Return all lines below containing the word "while".

## Start RECORDED DATA

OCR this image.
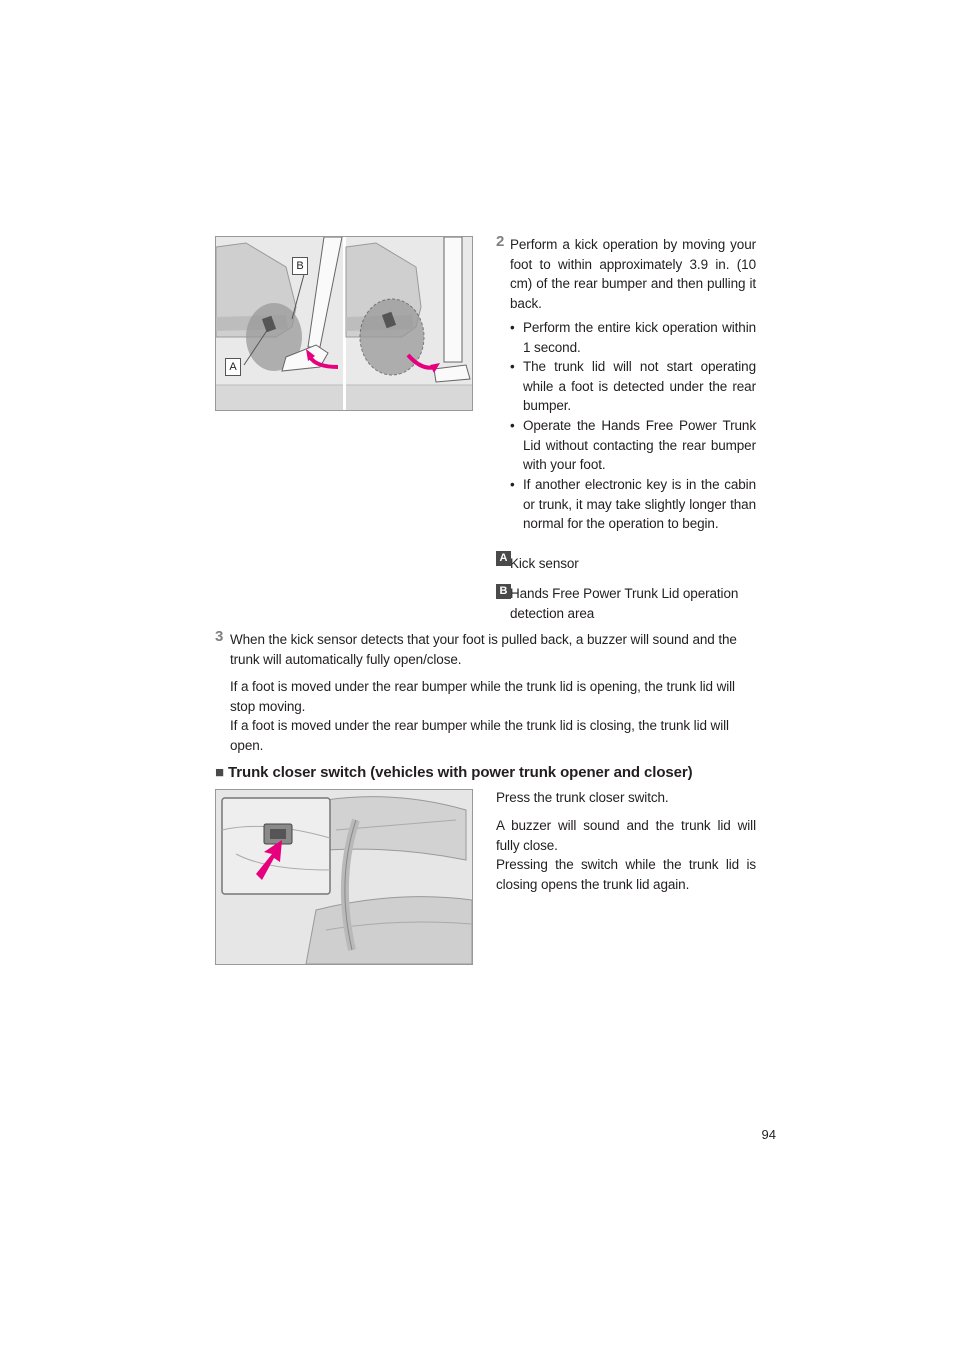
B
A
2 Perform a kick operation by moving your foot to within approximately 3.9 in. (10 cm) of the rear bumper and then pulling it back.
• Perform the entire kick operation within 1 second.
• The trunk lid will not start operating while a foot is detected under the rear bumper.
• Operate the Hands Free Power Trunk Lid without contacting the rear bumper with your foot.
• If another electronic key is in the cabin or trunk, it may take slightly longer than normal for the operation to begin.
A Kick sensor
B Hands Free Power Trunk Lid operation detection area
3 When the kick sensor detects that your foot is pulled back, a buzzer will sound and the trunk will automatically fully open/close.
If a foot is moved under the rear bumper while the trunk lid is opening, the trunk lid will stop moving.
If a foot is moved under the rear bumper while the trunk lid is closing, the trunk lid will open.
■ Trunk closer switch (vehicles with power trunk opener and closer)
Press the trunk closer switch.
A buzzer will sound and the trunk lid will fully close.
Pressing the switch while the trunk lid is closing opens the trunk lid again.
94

## End RECORDED DATA

• [RESULT OF THE EXERCISE]:
• The trunk lid will not start operating while a foot is detected under the rear bumper.
If a foot is moved under the rear bumper while the trunk lid is opening, the trunk lid will stop moving.
If a foot is moved under the rear bumper while the trunk lid is closing, the trunk lid will open.
Pressing the switch while the trunk lid is closing opens the trunk lid again.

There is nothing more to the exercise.